Problem description >> Would you copy out the whole listing exactly as given?

Input rows >>
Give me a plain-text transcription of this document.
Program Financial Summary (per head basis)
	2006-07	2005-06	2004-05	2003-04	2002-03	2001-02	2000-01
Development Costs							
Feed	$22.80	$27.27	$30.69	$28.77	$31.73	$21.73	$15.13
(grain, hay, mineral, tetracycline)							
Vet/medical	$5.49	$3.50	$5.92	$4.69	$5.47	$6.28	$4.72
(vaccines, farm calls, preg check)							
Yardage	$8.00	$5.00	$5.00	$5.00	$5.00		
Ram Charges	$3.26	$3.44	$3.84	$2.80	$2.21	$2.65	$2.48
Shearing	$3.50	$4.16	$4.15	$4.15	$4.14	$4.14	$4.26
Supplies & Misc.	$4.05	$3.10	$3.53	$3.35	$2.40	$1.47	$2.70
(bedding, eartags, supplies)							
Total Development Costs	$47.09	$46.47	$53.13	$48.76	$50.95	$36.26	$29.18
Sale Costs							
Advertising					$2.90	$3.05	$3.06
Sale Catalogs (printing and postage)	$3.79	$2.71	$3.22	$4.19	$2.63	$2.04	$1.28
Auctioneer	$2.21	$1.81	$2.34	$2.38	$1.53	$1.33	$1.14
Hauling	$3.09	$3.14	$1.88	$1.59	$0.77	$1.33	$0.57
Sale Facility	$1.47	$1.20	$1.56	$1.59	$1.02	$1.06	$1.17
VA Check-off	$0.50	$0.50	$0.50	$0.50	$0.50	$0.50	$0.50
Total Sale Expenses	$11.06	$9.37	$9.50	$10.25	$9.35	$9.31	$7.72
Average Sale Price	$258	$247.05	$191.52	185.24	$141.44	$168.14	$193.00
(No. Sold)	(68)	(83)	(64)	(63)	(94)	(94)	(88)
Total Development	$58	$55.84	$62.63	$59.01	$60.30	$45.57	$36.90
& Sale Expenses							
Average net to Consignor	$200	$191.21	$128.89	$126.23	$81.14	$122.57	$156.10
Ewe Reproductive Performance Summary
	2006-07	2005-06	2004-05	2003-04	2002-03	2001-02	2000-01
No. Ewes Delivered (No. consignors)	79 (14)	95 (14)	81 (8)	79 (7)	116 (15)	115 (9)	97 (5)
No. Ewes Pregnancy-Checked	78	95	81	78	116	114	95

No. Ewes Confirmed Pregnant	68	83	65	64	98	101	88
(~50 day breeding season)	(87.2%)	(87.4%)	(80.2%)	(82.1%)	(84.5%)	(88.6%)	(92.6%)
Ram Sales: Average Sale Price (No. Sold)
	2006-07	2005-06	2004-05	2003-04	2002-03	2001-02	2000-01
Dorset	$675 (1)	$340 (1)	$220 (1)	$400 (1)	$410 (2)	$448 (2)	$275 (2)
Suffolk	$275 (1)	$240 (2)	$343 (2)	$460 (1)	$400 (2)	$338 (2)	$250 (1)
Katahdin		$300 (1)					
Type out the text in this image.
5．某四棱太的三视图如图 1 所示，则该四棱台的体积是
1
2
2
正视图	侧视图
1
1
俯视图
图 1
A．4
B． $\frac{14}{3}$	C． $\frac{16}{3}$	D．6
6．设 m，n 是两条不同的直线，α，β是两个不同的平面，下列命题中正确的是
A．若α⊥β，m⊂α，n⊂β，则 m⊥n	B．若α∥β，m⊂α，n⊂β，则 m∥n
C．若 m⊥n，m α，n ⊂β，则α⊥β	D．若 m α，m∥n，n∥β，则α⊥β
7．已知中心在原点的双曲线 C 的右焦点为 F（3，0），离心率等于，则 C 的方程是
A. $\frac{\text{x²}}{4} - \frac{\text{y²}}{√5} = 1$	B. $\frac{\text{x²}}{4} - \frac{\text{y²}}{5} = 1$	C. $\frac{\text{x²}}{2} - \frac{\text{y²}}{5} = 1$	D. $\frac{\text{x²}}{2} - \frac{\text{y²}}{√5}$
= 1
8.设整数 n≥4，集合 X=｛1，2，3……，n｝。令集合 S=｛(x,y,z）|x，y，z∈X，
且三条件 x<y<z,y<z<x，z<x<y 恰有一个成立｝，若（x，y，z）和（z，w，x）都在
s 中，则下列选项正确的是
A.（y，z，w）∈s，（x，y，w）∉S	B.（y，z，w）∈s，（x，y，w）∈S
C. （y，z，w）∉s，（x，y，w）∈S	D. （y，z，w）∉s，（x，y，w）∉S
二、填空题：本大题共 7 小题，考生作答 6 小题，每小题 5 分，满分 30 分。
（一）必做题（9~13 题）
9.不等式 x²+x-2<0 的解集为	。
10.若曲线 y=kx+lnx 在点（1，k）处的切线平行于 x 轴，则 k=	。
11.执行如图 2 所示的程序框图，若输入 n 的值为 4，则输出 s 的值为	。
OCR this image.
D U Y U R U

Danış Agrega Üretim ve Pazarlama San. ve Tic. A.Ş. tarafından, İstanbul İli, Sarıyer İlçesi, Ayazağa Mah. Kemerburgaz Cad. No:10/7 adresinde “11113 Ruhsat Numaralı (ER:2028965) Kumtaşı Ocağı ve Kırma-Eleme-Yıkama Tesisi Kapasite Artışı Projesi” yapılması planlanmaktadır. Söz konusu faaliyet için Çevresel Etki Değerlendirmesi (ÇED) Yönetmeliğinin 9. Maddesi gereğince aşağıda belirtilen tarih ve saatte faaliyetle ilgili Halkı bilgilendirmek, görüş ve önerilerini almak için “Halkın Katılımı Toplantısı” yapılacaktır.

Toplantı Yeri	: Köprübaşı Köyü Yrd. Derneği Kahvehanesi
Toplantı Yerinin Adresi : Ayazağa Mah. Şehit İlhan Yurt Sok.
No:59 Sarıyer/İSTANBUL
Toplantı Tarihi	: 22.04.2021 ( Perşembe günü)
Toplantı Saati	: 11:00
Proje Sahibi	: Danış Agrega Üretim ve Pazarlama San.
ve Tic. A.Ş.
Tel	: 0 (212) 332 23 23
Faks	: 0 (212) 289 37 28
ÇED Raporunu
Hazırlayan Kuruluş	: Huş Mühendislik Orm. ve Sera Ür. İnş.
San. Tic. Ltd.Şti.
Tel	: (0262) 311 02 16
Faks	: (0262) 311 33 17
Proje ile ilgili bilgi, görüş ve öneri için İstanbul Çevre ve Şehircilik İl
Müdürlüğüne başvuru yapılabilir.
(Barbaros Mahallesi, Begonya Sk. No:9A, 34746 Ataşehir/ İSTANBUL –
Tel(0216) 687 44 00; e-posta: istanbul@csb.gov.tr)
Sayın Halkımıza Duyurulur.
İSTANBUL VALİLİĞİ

Correct response >>
Give me a plain-text transcription of this document.
Program Financial Summary (per head basis)
	2006-07	2005-06	2004-05	2003-04	2002-03	2001-02	2000-01
Development Costs							
Feed	$22.80	$27.27	$30.69	$28.77	$31.73	$21.73	$15.13
(grain, hay, mineral, tetracycline)							
Vet/medical	$5.49	$3.50	$5.92	$4.69	$5.47	$6.28	$4.72
(vaccines, farm calls, preg check)							
Yardage	$8.00	$5.00	$5.00	$5.00	$5.00		
Ram Charges	$3.26	$3.44	$3.84	$2.80	$2.21	$2.65	$2.48
Shearing	$3.50	$4.16	$4.15	$4.15	$4.14	$4.14	$4.26
Supplies & Misc.	$4.05	$3.10	$3.53	$3.35	$2.40	$1.47	$2.70
(bedding, eartags, supplies)							
Total Development Costs	$47.09	$46.47	$53.13	$48.76	$50.95	$36.26	$29.18
Sale Costs							
Advertising					$2.90	$3.05	$3.06
Sale Catalogs (printing and postage)	$3.79	$2.71	$3.22	$4.19	$2.63	$2.04	$1.28
Auctioneer	$2.21	$1.81	$2.34	$2.38	$1.53	$1.33	$1.14
Hauling	$3.09	$3.14	$1.88	$1.59	$0.77	$1.33	$0.57
Sale Facility	$1.47	$1.20	$1.56	$1.59	$1.02	$1.06	$1.17
VA Check-off	$0.50	$0.50	$0.50	$0.50	$0.50	$0.50	$0.50
Total Sale Expenses	$11.06	$9.37	$9.50	$10.25	$9.35	$9.31	$7.72
Average Sale Price	$258	$247.05	$191.52	185.24	$141.44	$168.14	$193.00
(No. Sold)	(68)	(83)	(64)	(63)	(94)	(94)	(88)
Total Development	$58	$55.84	$62.63	$59.01	$60.30	$45.57	$36.90
& Sale Expenses							
Average net to Consignor	$200	$191.21	$128.89	$126.23	$81.14	$122.57	$156.10
Ewe Reproductive Performance Summary
	2006-07	2005-06	2004-05	2003-04	2002-03	2001-02	2000-01
No. Ewes Delivered (No. consignors)	79 (14)	95 (14)	81 (8)	79 (7)	116 (15)	115 (9)	97 (5)
No. Ewes Pregnancy-Checked	78	95	81	78	116	114	95

No. Ewes Confirmed Pregnant	68	83	65	64	98	101	88
(~50 day breeding season)	(87.2%)	(87.4%)	(80.2%)	(82.1%)	(84.5%)	(88.6%)	(92.6%)
Ram Sales: Average Sale Price (No. Sold)
	2006-07	2005-06	2004-05	2003-04	2002-03	2001-02	2000-01
Dorset	$675 (1)	$340 (1)	$220 (1)	$400 (1)	$410 (2)	$448 (2)	$275 (2)
Suffolk	$275 (1)	$240 (2)	$343 (2)	$460 (1)	$400 (2)	$338 (2)	$250 (1)
Katahdin		$300 (1)					
Type out the text in this image.
5．某四棱太的三视图如图 1 所示，则该四棱台的体积是
1
2
2
正视图	侧视图
1
1
俯视图
图 1
A．4
B． $\frac{14}{3}$	C． $\frac{16}{3}$	D．6
6．设 m，n 是两条不同的直线，α，β是两个不同的平面，下列命题中正确的是
A．若α⊥β，m⊂α，n⊂β，则 m⊥n	B．若α∥β，m⊂α，n⊂β，则 m∥n
C．若 m⊥n，m α，n ⊂β，则α⊥β	D．若 m α，m∥n，n∥β，则α⊥β
7．已知中心在原点的双曲线 C 的右焦点为 F（3，0），离心率等于，则 C 的方程是
A. $\frac{\text{x²}}{4} - \frac{\text{y²}}{√5} = 1$	B. $\frac{\text{x²}}{4} - \frac{\text{y²}}{5} = 1$	C. $\frac{\text{x²}}{2} - \frac{\text{y²}}{5} = 1$	D. $\frac{\text{x²}}{2} - \frac{\text{y²}}{√5}$
= 1
8.设整数 n≥4，集合 X=｛1，2，3……，n｝。令集合 S=｛(x,y,z）|x，y，z∈X，
且三条件 x<y<z,y<z<x，z<x<y 恰有一个成立｝，若（x，y，z）和（z，w，x）都在
s 中，则下列选项正确的是
A.（y，z，w）∈s，（x，y，w）∉S	B.（y，z，w）∈s，（x，y，w）∈S
C. （y，z，w）∉s，（x，y，w）∈S	D. （y，z，w）∉s，（x，y，w）∉S
二、填空题：本大题共 7 小题，考生作答 6 小题，每小题 5 分，满分 30 分。
（一）必做题（9~13 题）
9.不等式 x²+x-2<0 的解集为	。
10.若曲线 y=kx+lnx 在点（1，k）处的切线平行于 x 轴，则 k=	。
11.执行如图 2 所示的程序框图，若输入 n 的值为 4，则输出 s 的值为	。
OCR this image.
D U Y U R U

Danış Agrega Üretim ve Pazarlama San. ve Tic. A.Ş. tarafından, İstanbul İli, Sarıyer İlçesi, Ayazağa Mah. Kemerburgaz Cad. No:10/7 adresinde “11113 Ruhsat Numaralı (ER:2028965) Kumtaşı Ocağı ve Kırma-Eleme-Yıkama Tesisi Kapasite Artışı Projesi” yapılması planlanmaktadır. Söz konusu faaliyet için Çevresel Etki Değerlendirmesi (ÇED) Yönetmeliğinin 9. Maddesi gereğince aşağıda belirtilen tarih ve saatte faaliyetle ilgili Halkı bilgilendirmek, görüş ve önerilerini almak için “Halkın Katılımı Toplantısı” yapılacaktır.

Toplantı Yeri	: Köprübaşı Köyü Yrd. Derneği Kahvehanesi
Toplantı Yerinin Adresi : Ayazağa Mah. Şehit İlhan Yurt Sok.
No:59 Sarıyer/İSTANBUL
Toplantı Tarihi	: 22.04.2021 ( Perşembe günü)
Toplantı Saati	: 11:00
Proje Sahibi	: Danış Agrega Üretim ve Pazarlama San.
ve Tic. A.Ş.
Tel	: 0 (212) 332 23 23
Faks	: 0 (212) 289 37 28
ÇED Raporunu
Hazırlayan Kuruluş	: Huş Mühendislik Orm. ve Sera Ür. İnş.
San. Tic. Ltd.Şti.
Tel	: (0262) 311 02 16
Faks	: (0262) 311 33 17
Proje ile ilgili bilgi, görüş ve öneri için İstanbul Çevre ve Şehircilik İl
Müdürlüğüne başvuru yapılabilir.
(Barbaros Mahallesi, Begonya Sk. No:9A, 34746 Ataşehir/ İSTANBUL –
Tel(0216) 687 44 00; e-posta: istanbul@csb.gov.tr)
Sayın Halkımıza Duyurulur.
İSTANBUL VALİLİĞİ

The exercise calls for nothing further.